--- BEGIN RECORDS FOR PROCESSING ---

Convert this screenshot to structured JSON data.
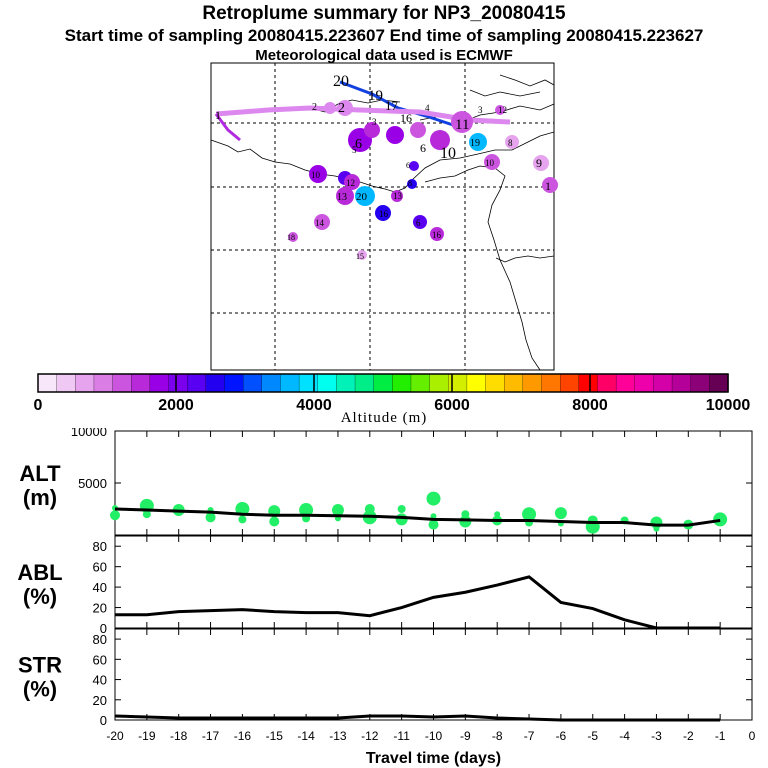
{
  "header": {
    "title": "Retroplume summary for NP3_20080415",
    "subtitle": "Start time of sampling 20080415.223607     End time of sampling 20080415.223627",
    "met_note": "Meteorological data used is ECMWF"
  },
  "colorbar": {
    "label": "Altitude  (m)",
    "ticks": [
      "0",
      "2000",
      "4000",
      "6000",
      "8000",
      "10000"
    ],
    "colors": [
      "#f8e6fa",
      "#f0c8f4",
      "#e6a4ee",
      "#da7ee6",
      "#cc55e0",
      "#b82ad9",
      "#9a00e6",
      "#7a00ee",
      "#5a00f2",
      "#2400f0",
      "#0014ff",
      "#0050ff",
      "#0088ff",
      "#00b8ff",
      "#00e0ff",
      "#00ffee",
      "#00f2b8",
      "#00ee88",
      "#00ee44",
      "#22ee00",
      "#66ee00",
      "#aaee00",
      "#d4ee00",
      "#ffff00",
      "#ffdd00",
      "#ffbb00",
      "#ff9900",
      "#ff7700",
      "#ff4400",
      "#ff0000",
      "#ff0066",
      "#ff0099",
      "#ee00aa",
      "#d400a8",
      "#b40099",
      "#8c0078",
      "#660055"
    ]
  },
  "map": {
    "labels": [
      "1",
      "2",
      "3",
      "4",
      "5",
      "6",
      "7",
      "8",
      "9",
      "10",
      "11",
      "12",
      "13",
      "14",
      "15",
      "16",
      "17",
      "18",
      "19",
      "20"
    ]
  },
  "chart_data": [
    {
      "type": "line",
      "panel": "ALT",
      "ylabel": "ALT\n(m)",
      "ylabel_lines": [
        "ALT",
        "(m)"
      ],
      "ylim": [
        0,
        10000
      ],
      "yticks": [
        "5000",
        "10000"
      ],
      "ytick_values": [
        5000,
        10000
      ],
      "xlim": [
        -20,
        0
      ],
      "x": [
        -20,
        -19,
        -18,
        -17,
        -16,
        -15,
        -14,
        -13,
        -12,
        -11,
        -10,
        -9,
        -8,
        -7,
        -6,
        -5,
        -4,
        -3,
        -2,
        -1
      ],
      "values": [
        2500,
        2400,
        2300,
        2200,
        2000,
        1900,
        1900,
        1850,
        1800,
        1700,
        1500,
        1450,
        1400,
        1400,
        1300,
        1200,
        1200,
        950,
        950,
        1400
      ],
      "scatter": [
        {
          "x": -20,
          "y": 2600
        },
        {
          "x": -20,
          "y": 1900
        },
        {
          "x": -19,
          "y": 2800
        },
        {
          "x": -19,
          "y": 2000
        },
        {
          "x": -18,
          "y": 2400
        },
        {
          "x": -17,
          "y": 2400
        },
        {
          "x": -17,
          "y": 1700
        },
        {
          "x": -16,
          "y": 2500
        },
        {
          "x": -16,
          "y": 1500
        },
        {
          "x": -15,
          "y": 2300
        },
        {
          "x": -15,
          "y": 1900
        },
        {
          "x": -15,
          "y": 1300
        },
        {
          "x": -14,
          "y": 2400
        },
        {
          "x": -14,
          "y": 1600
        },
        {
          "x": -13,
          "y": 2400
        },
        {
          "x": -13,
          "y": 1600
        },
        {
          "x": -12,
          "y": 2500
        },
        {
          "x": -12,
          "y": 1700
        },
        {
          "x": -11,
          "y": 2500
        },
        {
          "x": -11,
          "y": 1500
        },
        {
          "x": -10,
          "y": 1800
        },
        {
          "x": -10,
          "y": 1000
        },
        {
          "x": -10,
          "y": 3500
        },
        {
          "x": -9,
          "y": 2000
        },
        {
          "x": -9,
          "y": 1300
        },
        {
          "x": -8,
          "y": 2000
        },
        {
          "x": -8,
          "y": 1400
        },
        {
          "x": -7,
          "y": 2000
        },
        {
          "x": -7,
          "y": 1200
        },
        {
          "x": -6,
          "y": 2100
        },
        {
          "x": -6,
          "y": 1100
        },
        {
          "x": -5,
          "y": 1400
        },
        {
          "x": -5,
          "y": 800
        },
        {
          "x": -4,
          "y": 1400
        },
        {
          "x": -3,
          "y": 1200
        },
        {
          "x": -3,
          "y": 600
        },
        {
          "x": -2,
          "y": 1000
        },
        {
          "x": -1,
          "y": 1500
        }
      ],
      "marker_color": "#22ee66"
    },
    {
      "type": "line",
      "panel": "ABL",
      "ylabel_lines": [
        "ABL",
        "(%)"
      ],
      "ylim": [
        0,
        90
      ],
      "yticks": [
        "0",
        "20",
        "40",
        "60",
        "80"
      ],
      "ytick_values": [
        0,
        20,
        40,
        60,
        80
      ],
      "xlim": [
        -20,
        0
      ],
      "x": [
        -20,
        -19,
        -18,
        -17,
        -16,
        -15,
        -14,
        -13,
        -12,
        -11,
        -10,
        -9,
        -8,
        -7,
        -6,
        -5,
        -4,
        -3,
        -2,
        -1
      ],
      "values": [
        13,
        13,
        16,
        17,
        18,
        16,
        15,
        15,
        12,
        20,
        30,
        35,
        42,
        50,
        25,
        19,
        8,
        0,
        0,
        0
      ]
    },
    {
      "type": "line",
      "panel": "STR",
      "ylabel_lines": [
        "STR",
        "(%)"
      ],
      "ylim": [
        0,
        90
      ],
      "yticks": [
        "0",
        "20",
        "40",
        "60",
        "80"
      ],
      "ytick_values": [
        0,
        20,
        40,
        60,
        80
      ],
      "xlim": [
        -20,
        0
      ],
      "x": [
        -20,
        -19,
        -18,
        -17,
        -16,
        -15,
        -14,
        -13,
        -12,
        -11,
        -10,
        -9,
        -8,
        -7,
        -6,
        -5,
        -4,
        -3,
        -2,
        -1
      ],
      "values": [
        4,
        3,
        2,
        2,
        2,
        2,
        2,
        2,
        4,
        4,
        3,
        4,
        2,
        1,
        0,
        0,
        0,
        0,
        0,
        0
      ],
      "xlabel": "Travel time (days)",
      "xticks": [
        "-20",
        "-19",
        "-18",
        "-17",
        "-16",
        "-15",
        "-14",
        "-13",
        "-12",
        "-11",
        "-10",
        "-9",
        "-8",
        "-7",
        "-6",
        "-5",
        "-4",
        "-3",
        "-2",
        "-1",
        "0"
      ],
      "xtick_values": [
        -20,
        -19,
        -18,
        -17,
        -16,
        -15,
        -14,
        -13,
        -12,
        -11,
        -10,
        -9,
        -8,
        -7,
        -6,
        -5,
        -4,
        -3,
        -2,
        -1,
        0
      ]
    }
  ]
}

--- END RECORDS FOR PROCESSING ---
--- BEGIN RECORDS FOR PROCESSING ---

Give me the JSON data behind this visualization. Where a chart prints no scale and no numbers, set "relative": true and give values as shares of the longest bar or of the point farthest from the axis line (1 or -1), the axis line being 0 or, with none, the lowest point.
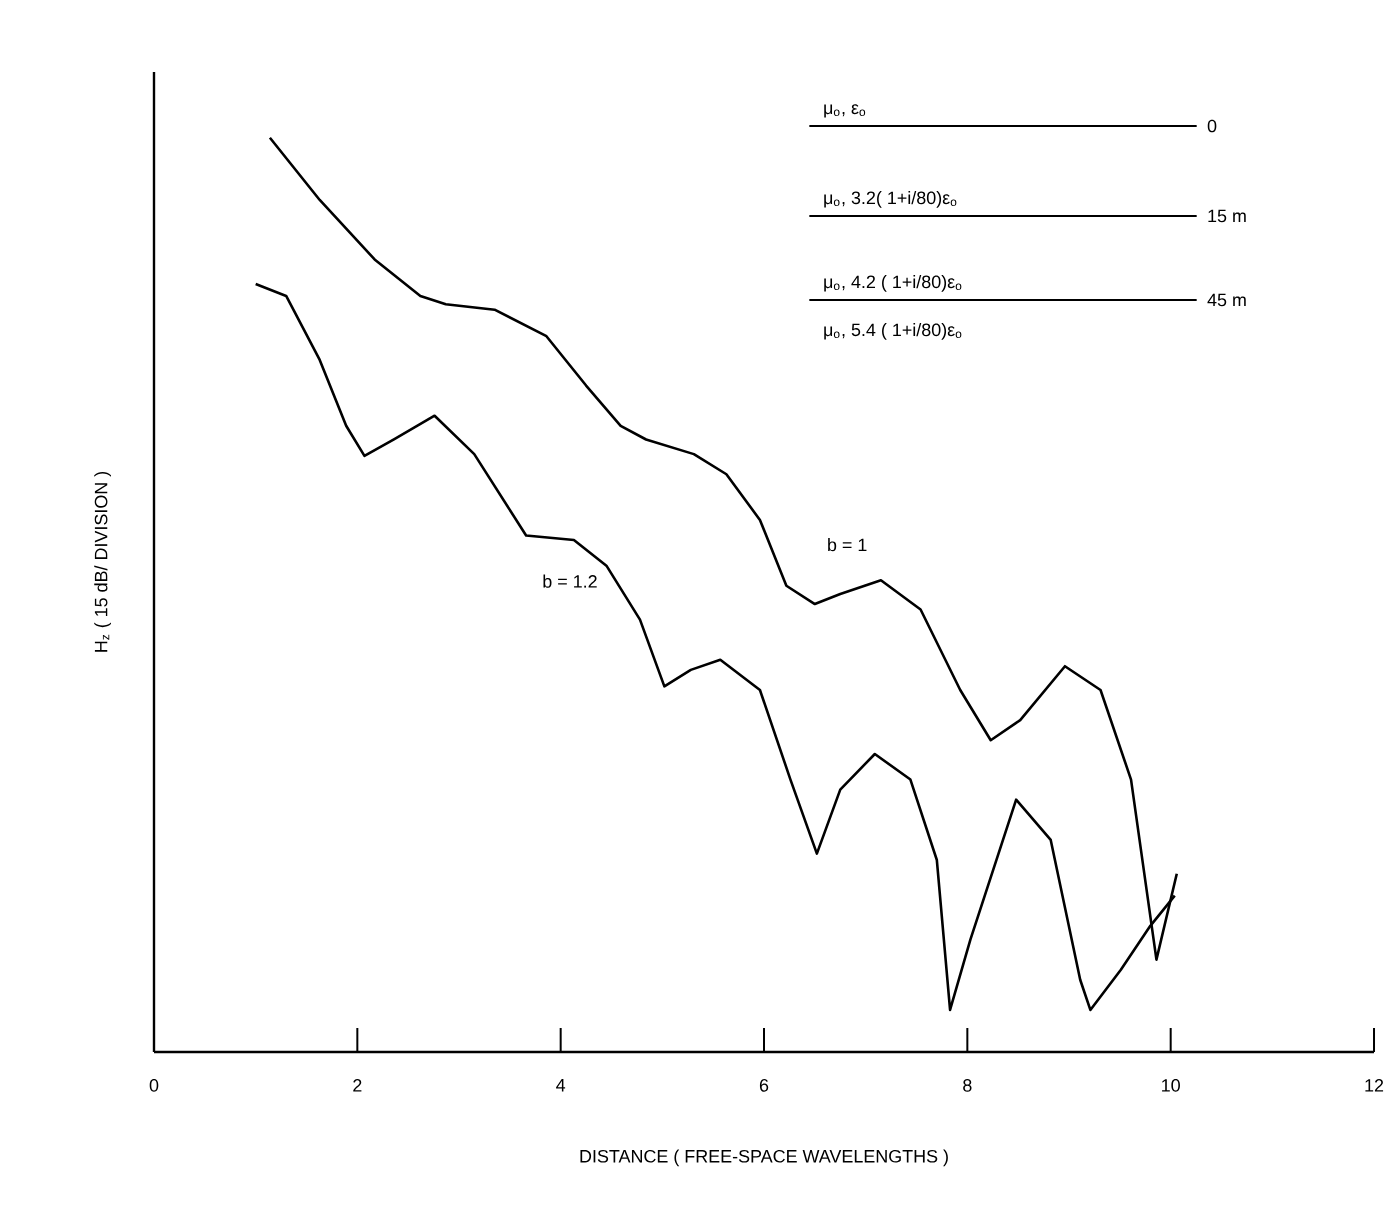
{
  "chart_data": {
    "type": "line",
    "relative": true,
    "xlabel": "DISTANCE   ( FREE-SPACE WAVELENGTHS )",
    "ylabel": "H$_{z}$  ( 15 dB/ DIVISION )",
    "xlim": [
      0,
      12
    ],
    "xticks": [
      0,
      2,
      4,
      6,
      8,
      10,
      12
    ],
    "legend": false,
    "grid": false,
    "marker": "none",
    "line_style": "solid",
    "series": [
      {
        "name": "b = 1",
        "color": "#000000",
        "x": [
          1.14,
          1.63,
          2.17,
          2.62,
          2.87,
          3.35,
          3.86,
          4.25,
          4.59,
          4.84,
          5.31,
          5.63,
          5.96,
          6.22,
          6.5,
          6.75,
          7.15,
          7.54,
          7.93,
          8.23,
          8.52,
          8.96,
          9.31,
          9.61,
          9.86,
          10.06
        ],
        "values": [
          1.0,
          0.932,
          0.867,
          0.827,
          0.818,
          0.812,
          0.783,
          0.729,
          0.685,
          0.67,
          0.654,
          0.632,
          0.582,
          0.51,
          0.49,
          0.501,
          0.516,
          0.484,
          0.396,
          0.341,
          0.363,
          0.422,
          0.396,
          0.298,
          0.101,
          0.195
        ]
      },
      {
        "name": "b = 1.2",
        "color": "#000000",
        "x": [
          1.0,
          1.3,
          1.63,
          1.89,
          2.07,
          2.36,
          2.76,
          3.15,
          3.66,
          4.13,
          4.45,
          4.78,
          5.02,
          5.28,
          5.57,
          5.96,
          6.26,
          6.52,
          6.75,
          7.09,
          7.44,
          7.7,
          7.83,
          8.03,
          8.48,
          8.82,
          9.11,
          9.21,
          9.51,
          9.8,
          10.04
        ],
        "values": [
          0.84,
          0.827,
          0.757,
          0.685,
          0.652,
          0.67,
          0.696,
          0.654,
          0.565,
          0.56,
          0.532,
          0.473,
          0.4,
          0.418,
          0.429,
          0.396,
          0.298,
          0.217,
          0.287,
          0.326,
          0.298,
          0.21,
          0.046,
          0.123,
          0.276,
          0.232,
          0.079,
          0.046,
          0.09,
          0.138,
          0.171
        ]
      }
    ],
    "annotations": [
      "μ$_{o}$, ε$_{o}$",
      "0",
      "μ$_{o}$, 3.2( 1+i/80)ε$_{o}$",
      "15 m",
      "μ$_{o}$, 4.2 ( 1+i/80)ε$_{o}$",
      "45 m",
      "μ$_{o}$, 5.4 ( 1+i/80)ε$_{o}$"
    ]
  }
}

--- END RECORDS FOR PROCESSING ---
--- BEGIN RECORDS FOR PROCESSING ---

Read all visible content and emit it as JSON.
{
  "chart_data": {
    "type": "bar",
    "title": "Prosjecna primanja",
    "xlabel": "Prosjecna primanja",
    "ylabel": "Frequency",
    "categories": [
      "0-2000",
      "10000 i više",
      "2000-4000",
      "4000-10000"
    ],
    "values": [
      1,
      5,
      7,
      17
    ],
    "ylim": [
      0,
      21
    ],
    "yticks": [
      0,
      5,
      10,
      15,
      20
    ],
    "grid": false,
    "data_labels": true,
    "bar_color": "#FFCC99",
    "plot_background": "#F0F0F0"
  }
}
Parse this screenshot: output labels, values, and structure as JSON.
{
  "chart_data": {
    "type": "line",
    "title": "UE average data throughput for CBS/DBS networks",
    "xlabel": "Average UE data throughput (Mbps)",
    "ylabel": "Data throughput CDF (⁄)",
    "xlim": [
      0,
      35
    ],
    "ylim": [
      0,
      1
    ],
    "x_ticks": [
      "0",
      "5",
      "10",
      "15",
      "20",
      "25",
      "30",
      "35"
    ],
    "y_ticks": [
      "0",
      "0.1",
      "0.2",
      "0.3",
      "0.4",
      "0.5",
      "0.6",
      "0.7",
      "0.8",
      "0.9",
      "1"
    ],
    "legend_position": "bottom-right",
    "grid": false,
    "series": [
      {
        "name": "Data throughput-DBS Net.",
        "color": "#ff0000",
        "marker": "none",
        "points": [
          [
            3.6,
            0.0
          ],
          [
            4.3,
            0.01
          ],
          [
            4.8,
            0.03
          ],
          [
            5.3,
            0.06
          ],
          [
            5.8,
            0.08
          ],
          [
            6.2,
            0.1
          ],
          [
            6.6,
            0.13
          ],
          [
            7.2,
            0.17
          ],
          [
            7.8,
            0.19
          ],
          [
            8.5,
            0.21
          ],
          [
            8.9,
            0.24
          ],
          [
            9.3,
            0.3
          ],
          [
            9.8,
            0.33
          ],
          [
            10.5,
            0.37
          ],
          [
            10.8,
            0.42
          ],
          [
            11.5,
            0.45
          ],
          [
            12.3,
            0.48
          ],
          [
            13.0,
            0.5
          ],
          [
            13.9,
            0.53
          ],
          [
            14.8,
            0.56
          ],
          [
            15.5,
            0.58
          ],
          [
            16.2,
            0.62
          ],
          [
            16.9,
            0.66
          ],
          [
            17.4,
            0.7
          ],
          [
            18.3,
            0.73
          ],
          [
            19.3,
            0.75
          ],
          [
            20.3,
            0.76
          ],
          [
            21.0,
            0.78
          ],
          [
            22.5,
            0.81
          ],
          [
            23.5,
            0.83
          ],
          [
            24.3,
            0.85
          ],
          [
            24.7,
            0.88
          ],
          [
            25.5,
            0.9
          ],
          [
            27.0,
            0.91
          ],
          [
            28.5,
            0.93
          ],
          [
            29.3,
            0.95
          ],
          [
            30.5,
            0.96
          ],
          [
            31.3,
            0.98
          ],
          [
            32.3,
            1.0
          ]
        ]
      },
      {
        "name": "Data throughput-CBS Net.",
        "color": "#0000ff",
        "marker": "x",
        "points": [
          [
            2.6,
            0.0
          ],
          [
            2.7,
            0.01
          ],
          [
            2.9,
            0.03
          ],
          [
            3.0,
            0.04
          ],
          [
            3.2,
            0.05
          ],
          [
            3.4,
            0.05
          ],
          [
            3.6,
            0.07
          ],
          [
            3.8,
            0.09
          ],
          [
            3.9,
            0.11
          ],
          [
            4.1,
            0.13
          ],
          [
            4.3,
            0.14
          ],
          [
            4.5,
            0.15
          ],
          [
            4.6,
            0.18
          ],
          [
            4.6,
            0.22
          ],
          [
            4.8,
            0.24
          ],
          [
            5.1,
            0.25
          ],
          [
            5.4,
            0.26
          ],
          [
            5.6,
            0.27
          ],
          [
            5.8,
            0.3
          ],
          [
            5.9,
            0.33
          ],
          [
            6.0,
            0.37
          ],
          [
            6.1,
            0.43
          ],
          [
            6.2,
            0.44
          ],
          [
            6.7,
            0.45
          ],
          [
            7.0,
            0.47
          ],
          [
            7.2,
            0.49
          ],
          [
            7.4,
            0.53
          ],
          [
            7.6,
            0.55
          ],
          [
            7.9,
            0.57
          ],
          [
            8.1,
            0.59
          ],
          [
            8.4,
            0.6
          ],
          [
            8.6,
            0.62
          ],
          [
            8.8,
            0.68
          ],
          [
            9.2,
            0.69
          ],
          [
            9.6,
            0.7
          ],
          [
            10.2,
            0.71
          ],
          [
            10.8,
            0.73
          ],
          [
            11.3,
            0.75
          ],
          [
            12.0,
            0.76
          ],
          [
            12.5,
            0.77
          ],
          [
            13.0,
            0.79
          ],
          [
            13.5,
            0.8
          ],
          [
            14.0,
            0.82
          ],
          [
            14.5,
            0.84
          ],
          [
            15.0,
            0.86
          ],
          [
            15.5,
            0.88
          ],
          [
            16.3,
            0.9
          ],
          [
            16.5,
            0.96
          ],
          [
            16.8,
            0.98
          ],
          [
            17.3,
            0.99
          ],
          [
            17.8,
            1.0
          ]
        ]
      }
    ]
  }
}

--- END RECORDS FOR PROCESSING ---

== WHAT YOU NEED TO DO ==
Copy every line of the material in which the word "none" occurs.

== CORRECT OUTPUT ==
Give me the JSON data behind this visualization. Where a chart prints no scale and no numbers, set "relative": true and give values as shares of the longest bar or of the point farthest from the axis line (1 or -1), the axis line being 0 or, with none, the lowest point.
    "marker": "none",
        "marker": "none",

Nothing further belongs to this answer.